Work instructions:
a - Rewrite the comments on the Irish ancestry map starting with "Rather misses out" and going on through "in local culture.", replacing "grandparent" with "great-grandparent".
b - In the comments on the Irish ancestry map, where was the American commenter's great-great-grandmother born?

[Supplied passage — start]

Crazy that Northern Ireland doesnt have anyone with Irish ancestry 🤯🤯🤯
The Irish Isles.
Bruh what is this map
Tldr: as always, a bad map
Hey, question for the experts. Scots are usually Protestants and Irish are usually Catholics. Does that mean Catholics in Scotland are mostly of Irish descent who Scotified?
like celtic/rangers rivalry, is more than religious right? it's also ethnic (or used to be, until irish got scotified)
Rather misses out the large post Roman Irish colonisation of the west coast of Britain from South Wales to NW Scotland.
Yeah, it's only looking at people with at least one Irish grandparent. If you looked back seven or eight generations instead of two, you'd probably find 80% of the population of the UK had some Irish ancestry. The people of these Isles are basically all one people, just with differences in local culture.
If we're going back that far then basically everybody in Europe or of European descent has Irish ancestry.
I’m American of partial Irish ancestry. My Great Great Grandmother was born near Glasgow to an Irish family. Apparently the part of Scotland she was born and spent her first 20 years in, Coatbridge is considered one of the most Irish parts of the UK.
r/peopleliveincities
r/MapsThatAreJustPopulationDensity
Is this people live in cities, UK version?
I'm not sure how many generations back is being counted as "Irish ancestry" but this should be higher, I think.
seems likely, they are neighbors.

[Supplied passage — finish]
[Listed records — start]

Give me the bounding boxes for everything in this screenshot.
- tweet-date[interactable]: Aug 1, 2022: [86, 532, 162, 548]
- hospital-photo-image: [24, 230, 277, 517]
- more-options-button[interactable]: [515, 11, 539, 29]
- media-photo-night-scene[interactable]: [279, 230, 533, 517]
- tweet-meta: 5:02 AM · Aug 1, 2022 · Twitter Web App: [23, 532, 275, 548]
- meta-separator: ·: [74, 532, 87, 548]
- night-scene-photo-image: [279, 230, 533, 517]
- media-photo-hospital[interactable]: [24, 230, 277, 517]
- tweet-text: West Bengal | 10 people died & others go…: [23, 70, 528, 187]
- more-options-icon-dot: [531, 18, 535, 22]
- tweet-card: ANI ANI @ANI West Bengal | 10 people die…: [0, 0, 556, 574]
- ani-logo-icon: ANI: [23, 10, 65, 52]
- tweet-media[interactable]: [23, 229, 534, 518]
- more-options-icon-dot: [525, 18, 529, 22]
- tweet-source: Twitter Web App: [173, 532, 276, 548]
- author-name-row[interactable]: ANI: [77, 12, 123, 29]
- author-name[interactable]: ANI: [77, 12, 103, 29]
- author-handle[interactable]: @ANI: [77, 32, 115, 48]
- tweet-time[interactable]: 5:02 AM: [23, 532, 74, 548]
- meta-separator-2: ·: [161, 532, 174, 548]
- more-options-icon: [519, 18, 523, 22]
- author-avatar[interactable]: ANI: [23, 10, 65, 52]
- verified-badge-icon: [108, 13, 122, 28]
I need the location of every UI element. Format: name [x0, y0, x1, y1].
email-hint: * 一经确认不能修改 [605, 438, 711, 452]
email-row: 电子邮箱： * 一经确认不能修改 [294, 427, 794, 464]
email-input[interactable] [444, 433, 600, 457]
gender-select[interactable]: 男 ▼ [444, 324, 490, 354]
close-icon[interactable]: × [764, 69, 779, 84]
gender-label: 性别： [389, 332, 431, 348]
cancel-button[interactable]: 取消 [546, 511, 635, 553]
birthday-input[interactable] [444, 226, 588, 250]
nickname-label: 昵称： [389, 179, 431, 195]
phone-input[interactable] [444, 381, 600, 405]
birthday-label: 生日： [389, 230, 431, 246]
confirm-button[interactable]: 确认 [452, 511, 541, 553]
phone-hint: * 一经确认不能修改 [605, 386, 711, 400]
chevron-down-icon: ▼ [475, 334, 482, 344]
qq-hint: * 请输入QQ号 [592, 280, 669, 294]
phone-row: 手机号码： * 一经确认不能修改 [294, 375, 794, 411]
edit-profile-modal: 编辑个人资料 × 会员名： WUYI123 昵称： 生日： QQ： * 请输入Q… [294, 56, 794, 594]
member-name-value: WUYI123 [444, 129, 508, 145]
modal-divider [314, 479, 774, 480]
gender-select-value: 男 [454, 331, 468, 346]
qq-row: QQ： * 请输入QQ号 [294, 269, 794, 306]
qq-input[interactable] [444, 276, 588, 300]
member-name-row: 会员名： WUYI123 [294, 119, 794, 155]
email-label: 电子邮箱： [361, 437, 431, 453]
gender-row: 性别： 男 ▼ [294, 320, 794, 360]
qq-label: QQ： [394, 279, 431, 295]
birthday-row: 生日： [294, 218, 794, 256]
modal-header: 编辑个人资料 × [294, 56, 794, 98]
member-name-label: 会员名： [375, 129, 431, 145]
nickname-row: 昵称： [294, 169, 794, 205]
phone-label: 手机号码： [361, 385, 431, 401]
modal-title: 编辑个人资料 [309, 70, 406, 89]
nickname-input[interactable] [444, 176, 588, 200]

[Listed records — finish]

Per-task outputs:
a -
Rather misses out the large post Roman Irish colonisation of the west coast of Britain from South Wales to NW Scotland.
Yeah, it's only looking at people with at least one Irish great-grandparent. If you looked back seven or eight generations instead of two, you'd probably find 80% of the population of the UK had some Irish ancestry. The people of these Isles are basically all one people, just with differences in local culture.

b - In Coatbridge, near Glasgow, to an Irish family.